** begin Records shown **

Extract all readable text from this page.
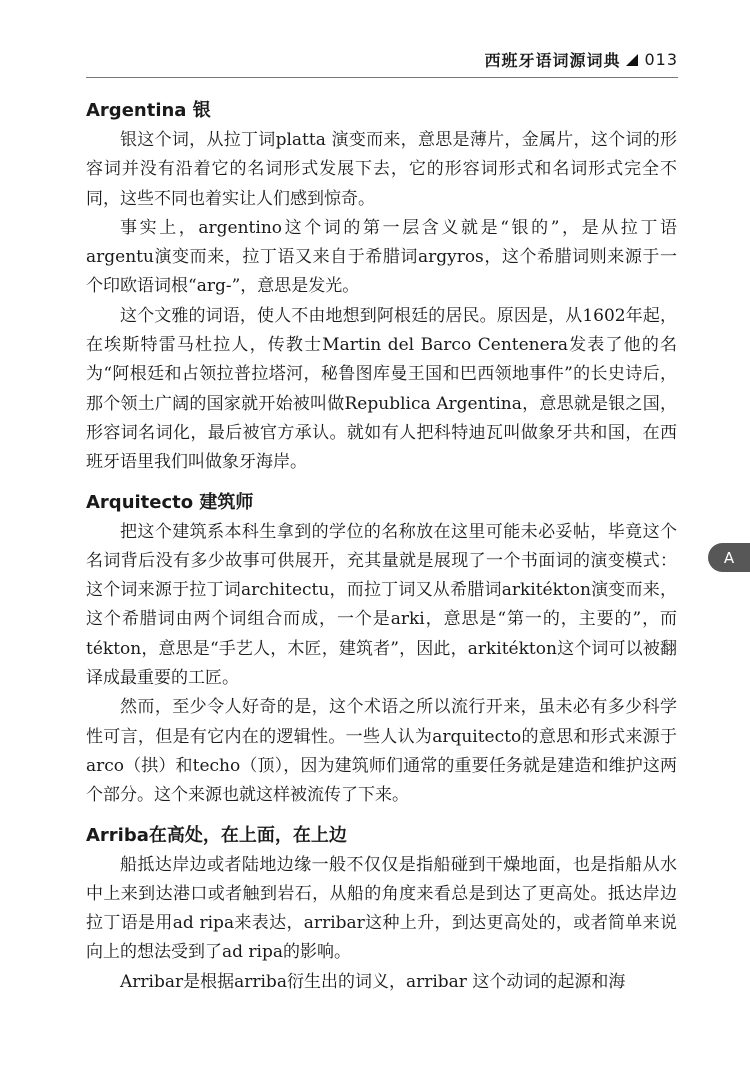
西班牙语词源词典 013
A
Argentina 银

银这个词，从拉丁词platta 演变而来，意思是薄片，金属片，这个词的形容词并没有沿着它的名词形式发展下去，它的形容词形式和名词形式完全不同，这些不同也着实让人们感到惊奇。

事实上，argentino这个词的第一层含义就是“银的”，是从拉丁语argentu演变而来，拉丁语又来自于希腊词argyros，这个希腊词则来源于一个印欧语词根“arg-”，意思是发光。

这个文雅的词语，使人不由地想到阿根廷的居民。原因是，从1602年起，在埃斯特雷马杜拉人，传教士Martin del Barco Centenera发表了他的名为“阿根廷和占领拉普拉塔河，秘鲁图库曼王国和巴西领地事件”的长史诗后，那个领土广阔的国家就开始被叫做Republica Argentina，意思就是银之国，形容词名词化，最后被官方承认。就如有人把科特迪瓦叫做象牙共和国，在西班牙语里我们叫做象牙海岸。

Arquitecto 建筑师

把这个建筑系本科生拿到的学位的名称放在这里可能未必妥帖，毕竟这个名词背后没有多少故事可供展开，充其量就是展现了一个书面词的演变模式：这个词来源于拉丁词architectu，而拉丁词又从希腊词arkitékton演变而来，这个希腊词由两个词组合而成，一个是arki，意思是“第一的，主要的”，而tékton，意思是“手艺人，木匠，建筑者”，因此，arkitékton这个词可以被翻译成最重要的工匠。

然而，至少令人好奇的是，这个术语之所以流行开来，虽未必有多少科学性可言，但是有它内在的逻辑性。一些人认为arquitecto的意思和形式来源于arco（拱）和techo（顶），因为建筑师们通常的重要任务就是建造和维护这两个部分。这个来源也就这样被流传了下来。

Arriba在高处，在上面，在上边

船抵达岸边或者陆地边缘一般不仅仅是指船碰到干燥地面，也是指船从水中上来到达港口或者触到岩石，从船的角度来看总是到达了更高处。抵达岸边拉丁语是用ad ripa来表达，arribar这种上升，到达更高处的，或者简单来说向上的想法受到了ad ripa的影响。

Arribar是根据arriba衍生出的词义，arribar 这个动词的起源和海
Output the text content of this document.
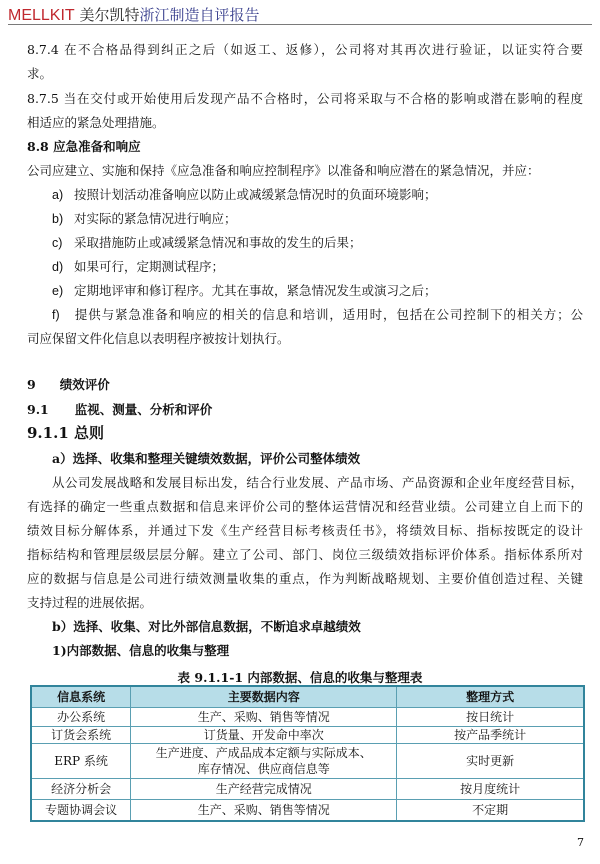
MELLKIT 美尔凯特浙江制造自评报告
8.7.4 在不合格品得到纠正之后（如返工、返修），公司将对其再次进行验证，以证实符合要
求。
8.7.5 当在交付或开始使用后发现产品不合格时，公司将采取与不合格的影响或潜在影响的程度
相适应的紧急处理措施。
8.8 应急准备和响应
公司应建立、实施和保持《应急准备和响应控制程序》以准备和响应潜在的紧急情况，并应：
a) 按照计划活动准备响应以防止或减缓紧急情况时的负面环境影响；
b) 对实际的紧急情况进行响应；
c) 采取措施防止或减缓紧急情况和事故的发生的后果；
d) 如果可行，定期测试程序；
e) 定期地评审和修订程序。尤其在事故，紧急情况发生或演习之后；
f) 提供与紧急准备和响应的相关的信息和培训，适用时，包括在公司控制下的相关方；公
司应保留文件化信息以表明程序被按计划执行。
9 绩效评价
9.1 监视、测量、分析和评价
9.1.1 总则
a）选择、收集和整理关键绩效数据，评价公司整体绩效
从公司发展战略和发展目标出发，结合行业发展、产品市场、产品资源和企业年度经营目标，
有选择的确定一些重点数据和信息来评价公司的整体运营情况和经营业绩。公司建立自上而下的
绩效目标分解体系，并通过下发《生产经营目标考核责任书》，将绩效目标、指标按既定的设计
指标结构和管理层级层层分解。建立了公司、部门、岗位三级绩效指标评价体系。指标体系所对
应的数据与信息是公司进行绩效测量收集的重点，作为判断战略规划、主要价值创造过程、关键
支持过程的进展依据。
b）选择、收集、对比外部信息数据，不断追求卓越绩效
1)内部数据、信息的收集与整理
表 9.1.1-1 内部数据、信息的收集与整理表
信息系统	主要数据内容	整理方式
办公系统	生产、采购、销售等情况	按日统计
订货会系统	订货量、开发命中率次	按产品季统计
ERP 系统	生产进度、产成品成本定额与实际成本、库存情况、供应商信息等	实时更新
经济分析会	生产经营完成情况	按月度统计
专题协调会议	生产、采购、销售等情况	不定期
7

** end Records shown **

◆ Your task ◆
Check each line of the records above for the string "Argentina", and report every line that has it.

◆ Exercise response ◆
Argentina 银
这个文雅的词语，使人不由地想到阿根廷的居民。原因是，从1602年起，在埃斯特雷马杜拉人，传教士Martin del Barco Centenera发表了他的名为“阿根廷和占领拉普拉塔河，秘鲁图库曼王国和巴西领地事件”的长史诗后，那个领土广阔的国家就开始被叫做Republica Argentina，意思就是银之国，形容词名词化，最后被官方承认。就如有人把科特迪瓦叫做象牙共和国，在西班牙语里我们叫做象牙海岸。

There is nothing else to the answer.